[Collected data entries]
-- start --

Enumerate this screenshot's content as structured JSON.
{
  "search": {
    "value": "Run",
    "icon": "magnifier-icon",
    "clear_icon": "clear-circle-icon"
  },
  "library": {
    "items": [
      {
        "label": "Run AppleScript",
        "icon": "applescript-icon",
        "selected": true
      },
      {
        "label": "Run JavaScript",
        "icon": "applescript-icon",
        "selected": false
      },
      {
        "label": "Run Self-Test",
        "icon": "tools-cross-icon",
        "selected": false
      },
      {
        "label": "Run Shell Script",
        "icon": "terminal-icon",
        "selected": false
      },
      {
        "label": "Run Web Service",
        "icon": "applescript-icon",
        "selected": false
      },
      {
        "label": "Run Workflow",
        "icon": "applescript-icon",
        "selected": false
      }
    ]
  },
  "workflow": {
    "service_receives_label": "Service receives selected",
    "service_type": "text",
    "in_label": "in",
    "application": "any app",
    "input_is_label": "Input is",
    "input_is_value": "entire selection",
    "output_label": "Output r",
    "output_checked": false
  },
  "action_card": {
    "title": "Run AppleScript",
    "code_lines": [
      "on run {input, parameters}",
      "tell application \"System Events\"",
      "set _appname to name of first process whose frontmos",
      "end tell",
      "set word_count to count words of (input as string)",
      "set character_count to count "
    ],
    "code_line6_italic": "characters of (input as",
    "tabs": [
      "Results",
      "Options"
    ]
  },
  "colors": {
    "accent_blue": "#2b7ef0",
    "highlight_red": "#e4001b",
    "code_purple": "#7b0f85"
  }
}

-- end --

• **TASK BRIEF**: Copy each line of the listing that contains the string "tell".

• **TASK RESPONSE**:
      "tell application \"System Events\"",
      "end tell",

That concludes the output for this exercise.